== Material provided

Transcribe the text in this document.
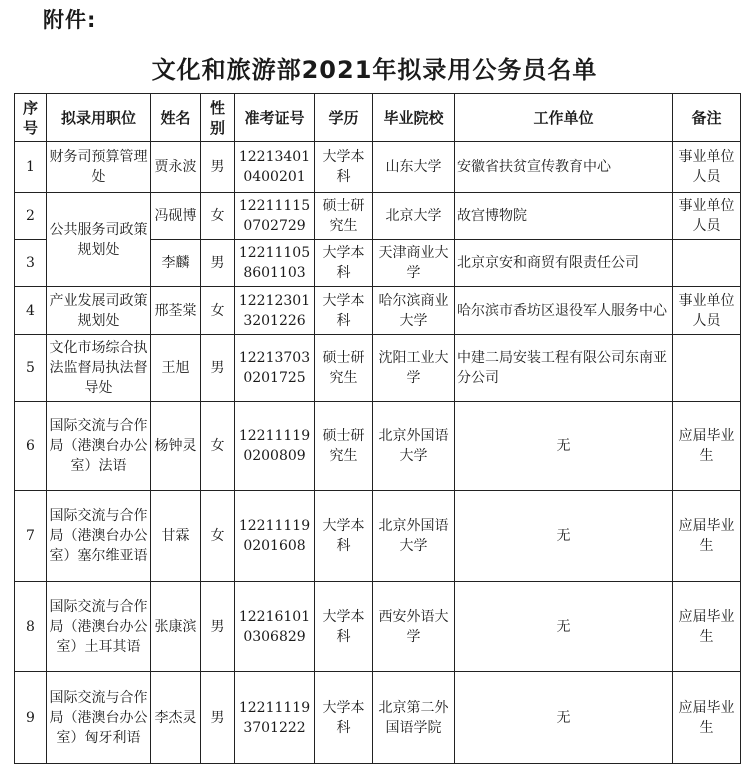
附件:
文化和旅游部2021年拟录用公务员名单
序号	拟录用职位	姓名	性别	准考证号	学历	毕业院校	工作单位	备注
1	财务司预算管理处	贾永波	男	122134010400201	大学本科	山东大学	安徽省扶贫宣传教育中心	事业单位人员
2	公共服务司政策规划处	冯砚博	女	122111150702729	硕士研究生	北京大学	故宫博物院	事业单位人员
3		李麟	男	122111058601103	大学本科	天津商业大学	北京京安和商贸有限责任公司	
4	产业发展司政策规划处	邢荃棠	女	122123013201226	大学本科	哈尔滨商业大学	哈尔滨市香坊区退役军人服务中心	事业单位人员
5	文化市场综合执法监督局执法督导处	王旭	男	122137030201725	硕士研究生	沈阳工业大学	中建二局安装工程有限公司东南亚分公司	
6	国际交流与合作局（港澳台办公室）法语	杨钟灵	女	122111190200809	硕士研究生	北京外国语大学	无	应届毕业生
7	国际交流与合作局（港澳台办公室）塞尔维亚语	甘霖	女	122111190201608	大学本科	北京外国语大学	无	应届毕业生
8	国际交流与合作局（港澳台办公室）土耳其语	张康滨	男	122161010306829	大学本科	西安外语大学	无	应届毕业生
9	国际交流与合作局（港澳台办公室）匈牙利语	李杰灵	男	122111193701222	大学本科	北京第二外国语学院	无	应届毕业生
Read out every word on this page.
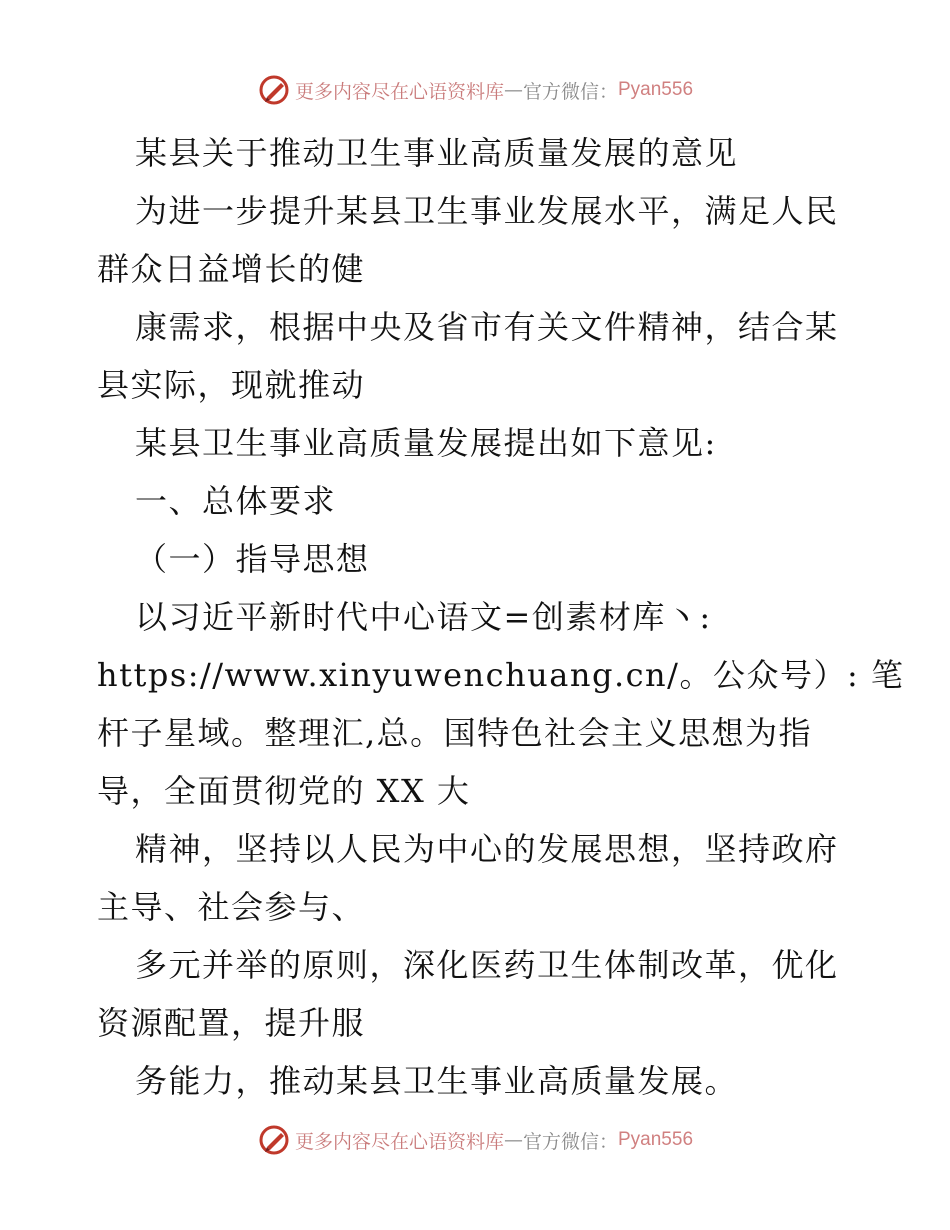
更多内容尽在心语资料库 — 官方微信： Pyan556
某县关于推动卫生事业高质量发展的意见
为进一步提升某县卫生事业发展水平，满足人民
群众日益增长的健
康需求，根据中央及省市有关文件精神，结合某
县实际，现就推动
某县卫生事业高质量发展提出如下意见:
一、总体要求
（一）指导思想
以习近平新时代中心语文=创素材库丶:
https://www.xinyuwenchuang.cn/。公众号）: 笔
杆子星域。整理汇,总。国特色社会主义思想为指
导，全面贯彻党的 XX 大
精神，坚持以人民为中心的发展思想，坚持政府
主导、社会参与、
多元并举的原则，深化医药卫生体制改革，优化
资源配置，提升服
务能力，推动某县卫生事业高质量发展。
更多内容尽在心语资料库 — 官方微信： Pyan556
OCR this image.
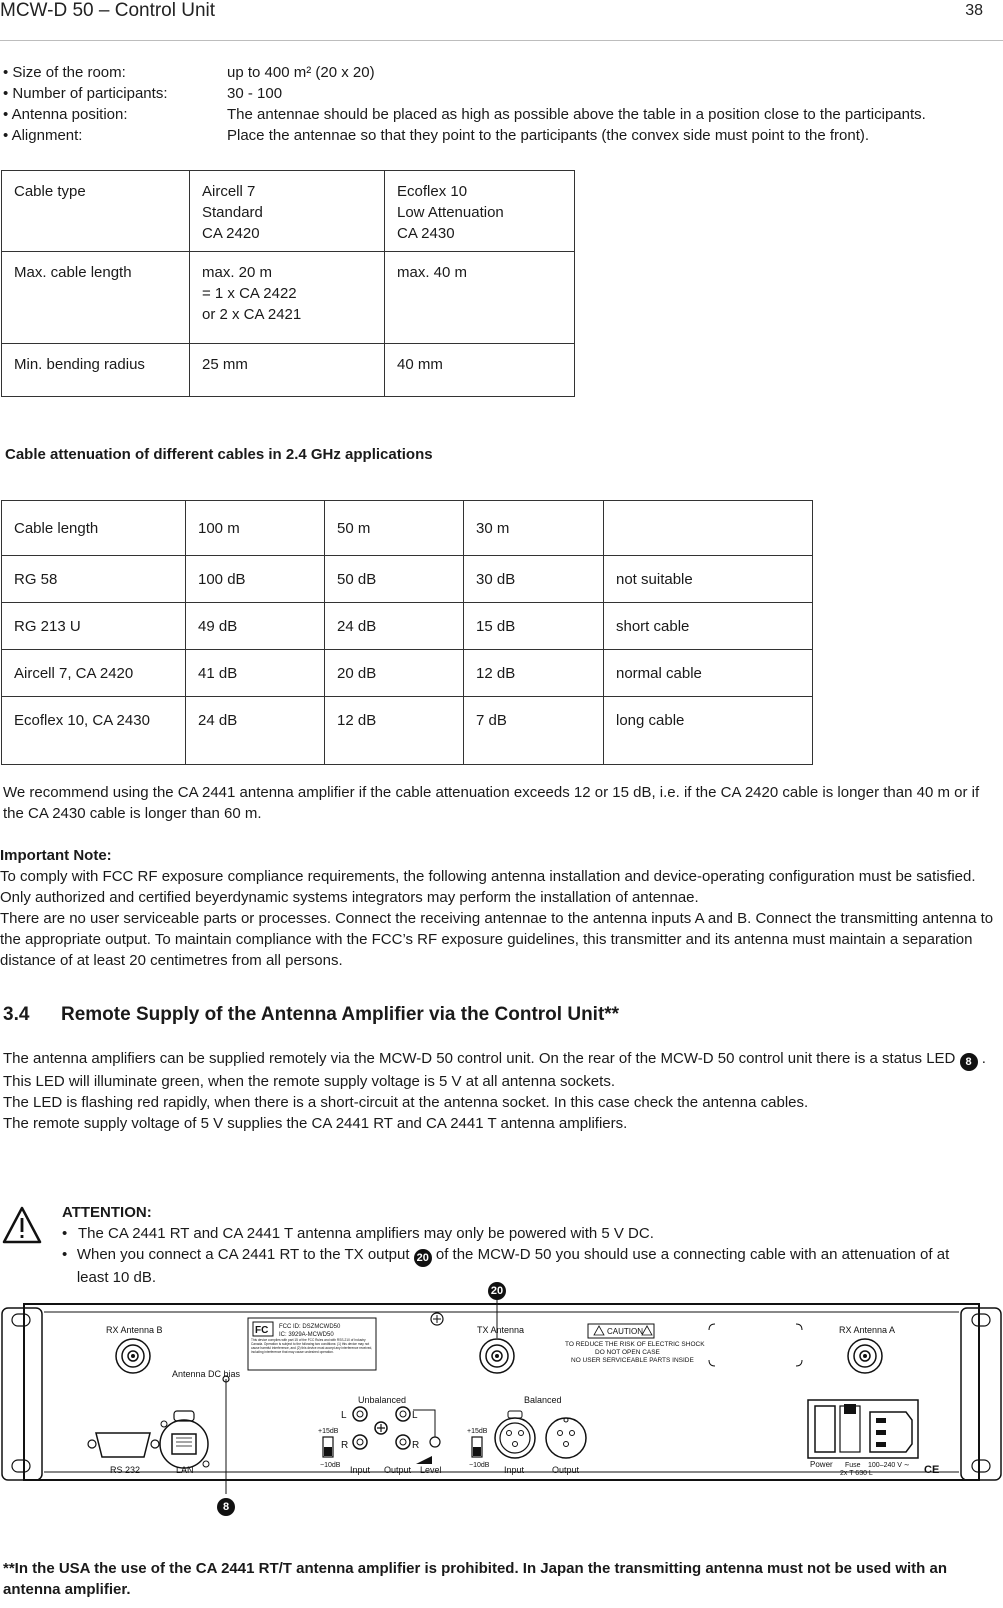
MCW-D 50 – Control Unit	38
• Size of the room:	up to 400 m² (20 x 20)
• Number of participants:	30 - 100
• Antenna position:	The antennae should be placed as high as possible above the table in a position close to the participants.
• Alignment:	Place the antennae so that they point to the participants (the convex side must point to the front).
Cable type	Aircell 7
Standard
CA 2420	Ecoflex 10
Low Attenuation
CA 2430
Max. cable length	max. 20 m
= 1 x CA 2422
or 2 x CA 2421	max. 40 m
Min. bending radius	25 mm	40 mm
Cable attenuation of different cables in 2.4 GHz applications
Cable length	100 m	50 m	30 m	
RG 58	100 dB	50 dB	30 dB	not suitable
RG 213 U	49 dB	24 dB	15 dB	short cable
Aircell 7, CA 2420	41 dB	20 dB	12 dB	normal cable
Ecoflex 10, CA 2430	24 dB	12 dB	7 dB	long cable
We recommend using the CA 2441 antenna amplifier if the cable attenuation exceeds 12 or 15 dB, i.e. if the CA 2420 cable is longer than 40 m or if the CA 2430 cable is longer than 60 m.
Important Note:
To comply with FCC RF exposure compliance requirements, the following antenna installation and device-operating configuration must be satisfied. Only authorized and certified beyerdynamic systems integrators may perform the installation of antennae.
There are no user serviceable parts or processes. Connect the receiving antennae to the antenna inputs A and B. Connect the transmitting antenna to the appropriate output. To maintain compliance with the FCC’s RF exposure guidelines, this transmitter and its antenna must maintain a separation distance of at least 20 centimetres from all persons.
3.4 Remote Supply of the Antenna Amplifier via the Control Unit**
The antenna amplifiers can be supplied remotely via the MCW-D 50 control unit. On the rear of the MCW-D 50 control unit there is a status LED 8 .
This LED will illuminate green, when the remote supply voltage is 5 V at all antenna sockets.
The LED is flashing red rapidly, when there is a short-circuit at the antenna socket. In this case check the antenna cables.
The remote supply voltage of 5 V supplies the CA 2441 RT and CA 2441 T antenna amplifiers.
ATTENTION:
• The CA 2441 RT and CA 2441 T antenna amplifiers may only be powered with 5 V DC.
• When you connect a CA 2441 RT to the TX output 20 of the MCW-D 50 you should use a connecting cable with an attenuation of at least 10 dB.
RX Antenna B	TX Antenna	RX Antenna A
Antenna DC bias
Unbalanced	Balanced
RS 232	LAN	Input Output Level	Input	Output
+15dB
−10dB
+15dB
−10dB
L
R
L
R
Power Fuse 100–240 V ∼
2x T 630 L	CE
FC FCC ID: DSZMCWD50
IC: 3929A-MCWD50
This device complies with part 15 of the FCC Rules and with RSS-210 of Industry Canada. Operation is subject to the following two conditions: (1) this device may not cause harmful interference, and (2) this device must accept any interference received, including interference that may cause undesired operation.
CAUTION
TO REDUCE THE RISK OF ELECTRIC SHOCK
DO NOT OPEN CASE
NO USER SERVICEABLE PARTS INSIDE
20
8
**In the USA the use of the CA 2441 RT/T antenna amplifier is prohibited. In Japan the transmitting antenna must not be used with an antenna amplifier.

====

• **Brief**:
Give nothing but the count of lines in the listing above that hold the string "事业单位人员".

• **Output of the exercise**:
3